[GIVEN TASK] List every line below containing "выполнения".

[EXTRACTED INFORMATION]
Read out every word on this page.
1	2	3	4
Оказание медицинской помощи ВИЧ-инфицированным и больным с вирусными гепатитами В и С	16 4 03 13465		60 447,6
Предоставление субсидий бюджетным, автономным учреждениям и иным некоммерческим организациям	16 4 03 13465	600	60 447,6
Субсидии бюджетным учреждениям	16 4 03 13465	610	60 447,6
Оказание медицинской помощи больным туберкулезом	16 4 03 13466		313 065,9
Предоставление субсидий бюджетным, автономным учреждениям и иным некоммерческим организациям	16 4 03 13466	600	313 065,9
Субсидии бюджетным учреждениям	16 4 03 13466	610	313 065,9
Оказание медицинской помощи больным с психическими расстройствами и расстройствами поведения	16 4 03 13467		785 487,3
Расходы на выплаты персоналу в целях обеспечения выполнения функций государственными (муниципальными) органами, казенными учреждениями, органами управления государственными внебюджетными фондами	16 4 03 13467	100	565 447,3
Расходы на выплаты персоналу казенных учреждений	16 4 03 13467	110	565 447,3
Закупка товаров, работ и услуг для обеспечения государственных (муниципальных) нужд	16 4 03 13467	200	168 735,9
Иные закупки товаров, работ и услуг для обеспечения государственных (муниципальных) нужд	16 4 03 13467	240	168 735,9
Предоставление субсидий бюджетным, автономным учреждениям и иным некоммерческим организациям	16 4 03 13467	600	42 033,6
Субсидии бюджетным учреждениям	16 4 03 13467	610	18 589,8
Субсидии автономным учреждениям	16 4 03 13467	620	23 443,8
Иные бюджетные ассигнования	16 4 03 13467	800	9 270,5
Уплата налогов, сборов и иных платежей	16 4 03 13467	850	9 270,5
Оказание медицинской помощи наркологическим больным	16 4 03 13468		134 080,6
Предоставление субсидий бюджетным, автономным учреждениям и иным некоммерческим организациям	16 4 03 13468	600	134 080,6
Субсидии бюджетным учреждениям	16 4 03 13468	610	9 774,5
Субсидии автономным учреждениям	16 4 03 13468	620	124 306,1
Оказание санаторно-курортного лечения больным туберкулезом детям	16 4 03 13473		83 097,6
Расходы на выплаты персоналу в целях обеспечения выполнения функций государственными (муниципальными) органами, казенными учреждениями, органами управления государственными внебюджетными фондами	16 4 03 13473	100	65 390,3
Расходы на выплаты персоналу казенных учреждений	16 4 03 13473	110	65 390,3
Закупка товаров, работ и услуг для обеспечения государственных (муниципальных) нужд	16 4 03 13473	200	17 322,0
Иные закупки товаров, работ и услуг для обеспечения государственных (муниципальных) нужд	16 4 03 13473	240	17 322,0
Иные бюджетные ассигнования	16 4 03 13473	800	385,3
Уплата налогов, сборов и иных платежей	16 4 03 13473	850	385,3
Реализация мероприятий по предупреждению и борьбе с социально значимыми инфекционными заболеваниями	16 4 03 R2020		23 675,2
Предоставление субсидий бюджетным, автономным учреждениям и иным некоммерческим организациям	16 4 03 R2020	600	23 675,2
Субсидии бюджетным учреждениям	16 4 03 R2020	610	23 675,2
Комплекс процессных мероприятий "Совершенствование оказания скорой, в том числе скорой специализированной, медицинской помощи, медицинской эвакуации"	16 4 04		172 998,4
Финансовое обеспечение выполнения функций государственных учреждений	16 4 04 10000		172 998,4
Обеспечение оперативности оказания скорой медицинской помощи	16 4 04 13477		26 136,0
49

[EXERCISE SOLUTION]
Расходы на выплаты персоналу в целях обеспечения выполнения функций государственными (муниципальными) органами, казенными учреждениями, органами управления государственными внебюджетными фондами	16 4 03 13467	100	565 447,3
Расходы на выплаты персоналу в целях обеспечения выполнения функций государственными (муниципальными) органами, казенными учреждениями, органами управления государственными внебюджетными фондами	16 4 03 13473	100	65 390,3
Финансовое обеспечение выполнения функций государственных учреждений	16 4 04 10000		172 998,4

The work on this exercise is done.